-- Exercise details --
All records are to be retyped faithfully and completely.

[start]

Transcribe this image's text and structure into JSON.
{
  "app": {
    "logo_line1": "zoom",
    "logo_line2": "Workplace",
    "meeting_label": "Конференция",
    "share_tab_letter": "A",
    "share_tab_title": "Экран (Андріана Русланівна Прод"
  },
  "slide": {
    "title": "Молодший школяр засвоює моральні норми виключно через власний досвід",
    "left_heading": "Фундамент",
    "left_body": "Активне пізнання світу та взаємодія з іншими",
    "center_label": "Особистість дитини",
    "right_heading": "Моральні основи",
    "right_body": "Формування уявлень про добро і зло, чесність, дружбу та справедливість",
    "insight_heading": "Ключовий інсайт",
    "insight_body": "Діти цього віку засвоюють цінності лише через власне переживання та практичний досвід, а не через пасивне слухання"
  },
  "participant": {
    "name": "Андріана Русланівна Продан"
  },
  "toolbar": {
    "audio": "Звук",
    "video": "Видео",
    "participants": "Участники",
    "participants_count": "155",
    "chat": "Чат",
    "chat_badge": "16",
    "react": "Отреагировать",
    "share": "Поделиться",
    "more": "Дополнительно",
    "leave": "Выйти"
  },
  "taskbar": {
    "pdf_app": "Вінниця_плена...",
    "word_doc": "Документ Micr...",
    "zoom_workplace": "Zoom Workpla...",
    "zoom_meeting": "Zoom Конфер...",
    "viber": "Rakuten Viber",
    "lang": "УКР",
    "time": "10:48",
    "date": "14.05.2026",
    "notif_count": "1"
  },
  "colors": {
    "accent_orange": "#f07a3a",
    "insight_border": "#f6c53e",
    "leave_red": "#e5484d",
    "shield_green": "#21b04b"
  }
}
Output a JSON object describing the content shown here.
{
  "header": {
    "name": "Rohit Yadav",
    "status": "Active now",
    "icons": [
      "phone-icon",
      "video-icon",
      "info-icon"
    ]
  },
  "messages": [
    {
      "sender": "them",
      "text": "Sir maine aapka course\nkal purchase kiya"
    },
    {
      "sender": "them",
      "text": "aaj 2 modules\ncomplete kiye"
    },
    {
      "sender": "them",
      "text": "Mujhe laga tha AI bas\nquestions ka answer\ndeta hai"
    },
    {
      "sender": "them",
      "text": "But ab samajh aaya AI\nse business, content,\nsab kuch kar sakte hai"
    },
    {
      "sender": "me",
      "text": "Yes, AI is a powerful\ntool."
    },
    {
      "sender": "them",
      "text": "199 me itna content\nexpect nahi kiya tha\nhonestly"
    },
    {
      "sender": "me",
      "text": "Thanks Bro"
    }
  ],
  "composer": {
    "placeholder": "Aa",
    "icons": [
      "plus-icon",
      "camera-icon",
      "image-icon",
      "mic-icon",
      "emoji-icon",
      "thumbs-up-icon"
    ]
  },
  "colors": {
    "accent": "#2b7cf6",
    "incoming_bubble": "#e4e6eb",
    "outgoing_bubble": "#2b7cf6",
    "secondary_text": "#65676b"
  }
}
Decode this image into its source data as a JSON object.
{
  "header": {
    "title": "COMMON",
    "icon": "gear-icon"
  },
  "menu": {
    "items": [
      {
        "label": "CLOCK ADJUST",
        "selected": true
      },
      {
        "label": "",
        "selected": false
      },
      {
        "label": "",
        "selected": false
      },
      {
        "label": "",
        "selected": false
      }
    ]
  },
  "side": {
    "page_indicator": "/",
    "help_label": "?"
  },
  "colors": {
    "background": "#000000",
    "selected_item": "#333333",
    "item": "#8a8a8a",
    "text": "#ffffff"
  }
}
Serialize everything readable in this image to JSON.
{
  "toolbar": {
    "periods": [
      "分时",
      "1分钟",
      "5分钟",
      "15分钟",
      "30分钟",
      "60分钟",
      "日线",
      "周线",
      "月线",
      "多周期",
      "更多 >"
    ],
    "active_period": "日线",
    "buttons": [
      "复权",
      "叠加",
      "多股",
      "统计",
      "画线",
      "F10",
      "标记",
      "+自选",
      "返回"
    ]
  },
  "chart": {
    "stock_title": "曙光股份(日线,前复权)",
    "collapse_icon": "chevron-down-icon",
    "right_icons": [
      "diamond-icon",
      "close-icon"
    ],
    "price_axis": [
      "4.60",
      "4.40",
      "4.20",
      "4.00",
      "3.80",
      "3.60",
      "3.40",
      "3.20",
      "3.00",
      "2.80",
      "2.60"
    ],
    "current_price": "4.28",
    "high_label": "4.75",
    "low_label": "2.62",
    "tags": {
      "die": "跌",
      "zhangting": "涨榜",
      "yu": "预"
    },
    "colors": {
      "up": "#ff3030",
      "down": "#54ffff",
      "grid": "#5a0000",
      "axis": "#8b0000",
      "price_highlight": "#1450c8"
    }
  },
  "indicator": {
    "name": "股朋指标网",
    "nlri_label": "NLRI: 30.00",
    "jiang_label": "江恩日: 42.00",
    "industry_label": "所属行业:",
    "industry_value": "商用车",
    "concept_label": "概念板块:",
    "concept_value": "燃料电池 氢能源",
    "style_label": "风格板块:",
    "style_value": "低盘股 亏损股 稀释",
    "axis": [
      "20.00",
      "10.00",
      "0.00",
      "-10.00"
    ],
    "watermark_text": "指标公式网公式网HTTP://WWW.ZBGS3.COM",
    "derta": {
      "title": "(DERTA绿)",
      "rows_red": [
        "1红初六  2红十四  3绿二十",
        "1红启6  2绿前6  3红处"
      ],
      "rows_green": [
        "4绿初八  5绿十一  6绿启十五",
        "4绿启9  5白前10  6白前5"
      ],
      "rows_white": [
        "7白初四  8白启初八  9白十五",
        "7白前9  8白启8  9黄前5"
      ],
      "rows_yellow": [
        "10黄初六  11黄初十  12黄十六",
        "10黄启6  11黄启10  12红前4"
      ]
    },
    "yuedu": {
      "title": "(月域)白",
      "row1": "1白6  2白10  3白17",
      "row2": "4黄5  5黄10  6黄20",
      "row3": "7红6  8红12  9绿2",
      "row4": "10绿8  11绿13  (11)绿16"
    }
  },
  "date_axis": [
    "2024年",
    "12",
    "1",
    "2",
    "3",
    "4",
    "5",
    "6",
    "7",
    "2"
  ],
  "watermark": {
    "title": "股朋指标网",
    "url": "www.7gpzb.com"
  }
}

[end]

-- Solution to the exercise --
Transcribe this image's text and structure into JSON.
{
  "app": {
    "logo_line1": "zoom",
    "logo_line2": "Workplace",
    "meeting_label": "Конференция",
    "share_tab_letter": "A",
    "share_tab_title": "Экран (Андріана Русланівна Прод"
  },
  "slide": {
    "title": "Молодший школяр засвоює моральні норми виключно через власний досвід",
    "left_heading": "Фундамент",
    "left_body": "Активне пізнання світу та взаємодія з іншими",
    "center_label": "Особистість дитини",
    "right_heading": "Моральні основи",
    "right_body": "Формування уявлень про добро і зло, чесність, дружбу та справедливість",
    "insight_heading": "Ключовий інсайт",
    "insight_body": "Діти цього віку засвоюють цінності лише через власне переживання та практичний досвід, а не через пасивне слухання"
  },
  "participant": {
    "name": "Андріана Русланівна Продан"
  },
  "toolbar": {
    "audio": "Звук",
    "video": "Видео",
    "participants": "Участники",
    "participants_count": "155",
    "chat": "Чат",
    "chat_badge": "16",
    "react": "Отреагировать",
    "share": "Поделиться",
    "more": "Дополнительно",
    "leave": "Выйти"
  },
  "taskbar": {
    "pdf_app": "Вінниця_плена...",
    "word_doc": "Документ Micr...",
    "zoom_workplace": "Zoom Workpla...",
    "zoom_meeting": "Zoom Конфер...",
    "viber": "Rakuten Viber",
    "lang": "УКР",
    "time": "10:48",
    "date": "14.05.2026",
    "notif_count": "1"
  },
  "colors": {
    "accent_orange": "#f07a3a",
    "insight_border": "#f6c53e",
    "leave_red": "#e5484d",
    "shield_green": "#21b04b"
  }
}
Output a JSON object describing the content shown here.
{
  "header": {
    "name": "Rohit Yadav",
    "status": "Active now",
    "icons": [
      "phone-icon",
      "video-icon",
      "info-icon"
    ]
  },
  "messages": [
    {
      "sender": "them",
      "text": "Sir maine aapka course\nkal purchase kiya"
    },
    {
      "sender": "them",
      "text": "aaj 2 modules\ncomplete kiye"
    },
    {
      "sender": "them",
      "text": "Mujhe laga tha AI bas\nquestions ka answer\ndeta hai"
    },
    {
      "sender": "them",
      "text": "But ab samajh aaya AI\nse business, content,\nsab kuch kar sakte hai"
    },
    {
      "sender": "me",
      "text": "Yes, AI is a powerful\ntool."
    },
    {
      "sender": "them",
      "text": "199 me itna content\nexpect nahi kiya tha\nhonestly"
    },
    {
      "sender": "me",
      "text": "Thanks Bro"
    }
  ],
  "composer": {
    "placeholder": "Aa",
    "icons": [
      "plus-icon",
      "camera-icon",
      "image-icon",
      "mic-icon",
      "emoji-icon",
      "thumbs-up-icon"
    ]
  },
  "colors": {
    "accent": "#2b7cf6",
    "incoming_bubble": "#e4e6eb",
    "outgoing_bubble": "#2b7cf6",
    "secondary_text": "#65676b"
  }
}
Decode this image into its source data as a JSON object.
{
  "header": {
    "title": "COMMON",
    "icon": "gear-icon"
  },
  "menu": {
    "items": [
      {
        "label": "CLOCK ADJUST",
        "selected": true
      },
      {
        "label": "",
        "selected": false
      },
      {
        "label": "",
        "selected": false
      },
      {
        "label": "",
        "selected": false
      }
    ]
  },
  "side": {
    "page_indicator": "/",
    "help_label": "?"
  },
  "colors": {
    "background": "#000000",
    "selected_item": "#333333",
    "item": "#8a8a8a",
    "text": "#ffffff"
  }
}
Serialize everything readable in this image to JSON.
{
  "toolbar": {
    "periods": [
      "分时",
      "1分钟",
      "5分钟",
      "15分钟",
      "30分钟",
      "60分钟",
      "日线",
      "周线",
      "月线",
      "多周期",
      "更多 >"
    ],
    "active_period": "日线",
    "buttons": [
      "复权",
      "叠加",
      "多股",
      "统计",
      "画线",
      "F10",
      "标记",
      "+自选",
      "返回"
    ]
  },
  "chart": {
    "stock_title": "曙光股份(日线,前复权)",
    "collapse_icon": "chevron-down-icon",
    "right_icons": [
      "diamond-icon",
      "close-icon"
    ],
    "price_axis": [
      "4.60",
      "4.40",
      "4.20",
      "4.00",
      "3.80",
      "3.60",
      "3.40",
      "3.20",
      "3.00",
      "2.80",
      "2.60"
    ],
    "current_price": "4.28",
    "high_label": "4.75",
    "low_label": "2.62",
    "tags": {
      "die": "跌",
      "zhangting": "涨榜",
      "yu": "预"
    },
    "colors": {
      "up": "#ff3030",
      "down": "#54ffff",
      "grid": "#5a0000",
      "axis": "#8b0000",
      "price_highlight": "#1450c8"
    }
  },
  "indicator": {
    "name": "股朋指标网",
    "nlri_label": "NLRI: 30.00",
    "jiang_label": "江恩日: 42.00",
    "industry_label": "所属行业:",
    "industry_value": "商用车",
    "concept_label": "概念板块:",
    "concept_value": "燃料电池 氢能源",
    "style_label": "风格板块:",
    "style_value": "低盘股 亏损股 稀释",
    "axis": [
      "20.00",
      "10.00",
      "0.00",
      "-10.00"
    ],
    "watermark_text": "指标公式网公式网HTTP://WWW.ZBGS3.COM",
    "derta": {
      "title": "(DERTA绿)",
      "rows_red": [
        "1红初六  2红十四  3绿二十",
        "1红启6  2绿前6  3红处"
      ],
      "rows_green": [
        "4绿初八  5绿十一  6绿启十五",
        "4绿启9  5白前10  6白前5"
      ],
      "rows_white": [
        "7白初四  8白启初八  9白十五",
        "7白前9  8白启8  9黄前5"
      ],
      "rows_yellow": [
        "10黄初六  11黄初十  12黄十六",
        "10黄启6  11黄启10  12红前4"
      ]
    },
    "yuedu": {
      "title": "(月域)白",
      "row1": "1白6  2白10  3白17",
      "row2": "4黄5  5黄10  6黄20",
      "row3": "7红6  8红12  9绿2",
      "row4": "10绿8  11绿13  (11)绿16"
    }
  },
  "date_axis": [
    "2024年",
    "12",
    "1",
    "2",
    "3",
    "4",
    "5",
    "6",
    "7",
    "2"
  ],
  "watermark": {
    "title": "股朋指标网",
    "url": "www.7gpzb.com"
  }
}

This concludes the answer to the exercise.